GOAL → Give all the lines below again, exactly, with no pictures.

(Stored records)
^^^^^^^^^^^^^^^^

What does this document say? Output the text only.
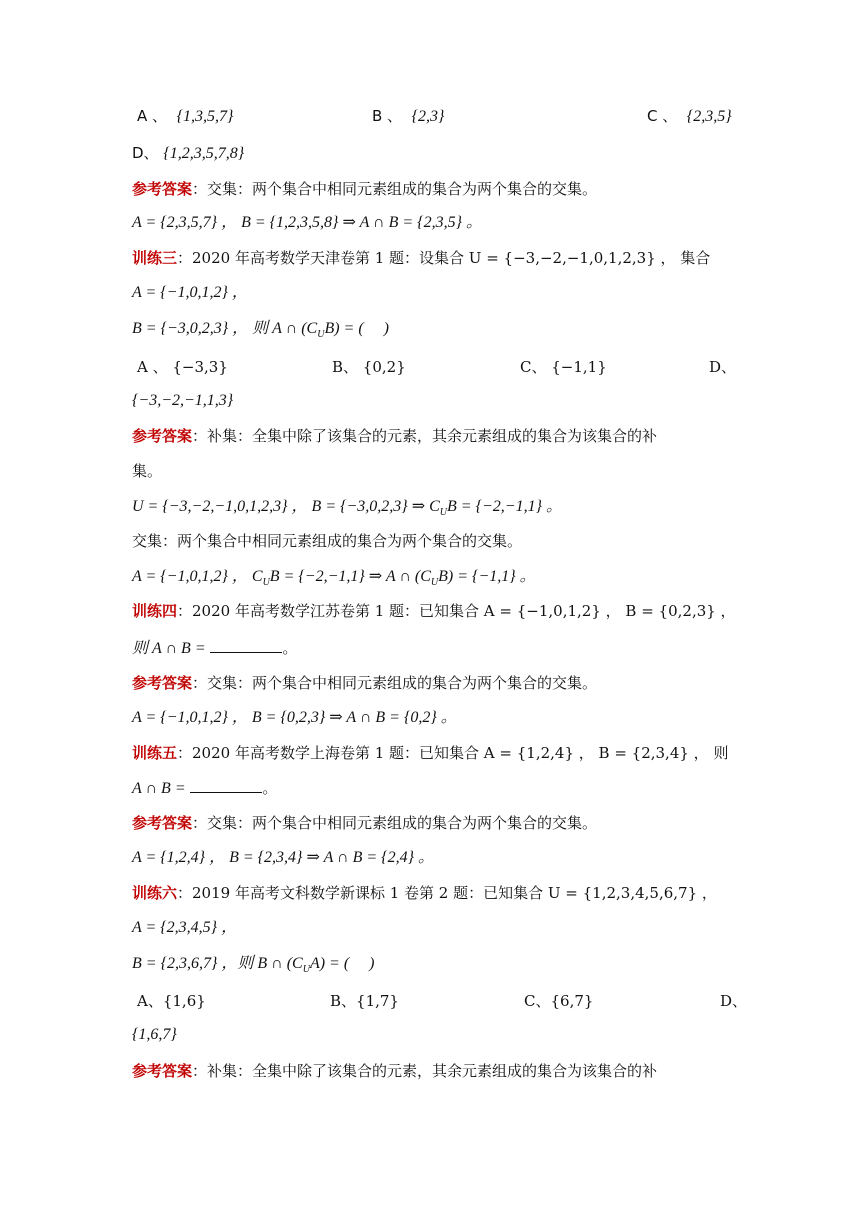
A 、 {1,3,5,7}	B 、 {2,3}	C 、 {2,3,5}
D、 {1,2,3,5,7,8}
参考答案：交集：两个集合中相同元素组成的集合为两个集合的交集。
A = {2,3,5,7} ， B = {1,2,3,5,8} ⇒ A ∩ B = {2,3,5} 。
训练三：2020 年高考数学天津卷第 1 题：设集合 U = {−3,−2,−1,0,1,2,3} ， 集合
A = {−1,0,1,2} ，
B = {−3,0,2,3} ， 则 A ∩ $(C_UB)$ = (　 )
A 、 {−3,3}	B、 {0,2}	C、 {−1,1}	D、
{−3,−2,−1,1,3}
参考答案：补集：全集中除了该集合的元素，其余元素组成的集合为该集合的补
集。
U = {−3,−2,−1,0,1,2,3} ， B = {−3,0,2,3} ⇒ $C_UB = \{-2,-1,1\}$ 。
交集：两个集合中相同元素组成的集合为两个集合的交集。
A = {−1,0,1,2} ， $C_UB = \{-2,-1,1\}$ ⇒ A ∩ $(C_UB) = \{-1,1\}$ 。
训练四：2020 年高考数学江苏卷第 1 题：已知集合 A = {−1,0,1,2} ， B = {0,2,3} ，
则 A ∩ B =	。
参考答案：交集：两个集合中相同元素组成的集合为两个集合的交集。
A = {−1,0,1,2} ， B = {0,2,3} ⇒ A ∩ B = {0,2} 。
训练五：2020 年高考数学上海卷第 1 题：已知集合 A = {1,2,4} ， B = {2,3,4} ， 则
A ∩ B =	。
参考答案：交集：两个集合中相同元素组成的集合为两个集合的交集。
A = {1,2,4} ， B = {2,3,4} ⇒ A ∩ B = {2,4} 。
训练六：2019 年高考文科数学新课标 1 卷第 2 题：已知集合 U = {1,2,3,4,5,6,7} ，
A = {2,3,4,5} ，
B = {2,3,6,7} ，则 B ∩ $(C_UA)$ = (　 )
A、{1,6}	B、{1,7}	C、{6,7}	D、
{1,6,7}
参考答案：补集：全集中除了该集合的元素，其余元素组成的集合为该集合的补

^^^^^^^^^^^^^^^^

ANSWER TO THIS EXERCISE →
What does this document say? Output the text only.
A 、 {1,3,5,7}	B 、 {2,3}	C 、 {2,3,5}
D、 {1,2,3,5,7,8}
参考答案：交集：两个集合中相同元素组成的集合为两个集合的交集。
A = {2,3,5,7} ， B = {1,2,3,5,8} ⇒ A ∩ B = {2,3,5} 。
训练三：2020 年高考数学天津卷第 1 题：设集合 U = {−3,−2,−1,0,1,2,3} ， 集合
A = {−1,0,1,2} ，
B = {−3,0,2,3} ， 则 A ∩ $(C_UB)$ = (　 )
A 、 {−3,3}	B、 {0,2}	C、 {−1,1}	D、
{−3,−2,−1,1,3}
参考答案：补集：全集中除了该集合的元素，其余元素组成的集合为该集合的补
集。
U = {−3,−2,−1,0,1,2,3} ， B = {−3,0,2,3} ⇒ $C_UB = \{-2,-1,1\}$ 。
交集：两个集合中相同元素组成的集合为两个集合的交集。
A = {−1,0,1,2} ， $C_UB = \{-2,-1,1\}$ ⇒ A ∩ $(C_UB) = \{-1,1\}$ 。
训练四：2020 年高考数学江苏卷第 1 题：已知集合 A = {−1,0,1,2} ， B = {0,2,3} ，
则 A ∩ B =	。
参考答案：交集：两个集合中相同元素组成的集合为两个集合的交集。
A = {−1,0,1,2} ， B = {0,2,3} ⇒ A ∩ B = {0,2} 。
训练五：2020 年高考数学上海卷第 1 题：已知集合 A = {1,2,4} ， B = {2,3,4} ， 则
A ∩ B =	。
参考答案：交集：两个集合中相同元素组成的集合为两个集合的交集。
A = {1,2,4} ， B = {2,3,4} ⇒ A ∩ B = {2,4} 。
训练六：2019 年高考文科数学新课标 1 卷第 2 题：已知集合 U = {1,2,3,4,5,6,7} ，
A = {2,3,4,5} ，
B = {2,3,6,7} ，则 B ∩ $(C_UA)$ = (　 )
A、{1,6}	B、{1,7}	C、{6,7}	D、
{1,6,7}
参考答案：补集：全集中除了该集合的元素，其余元素组成的集合为该集合的补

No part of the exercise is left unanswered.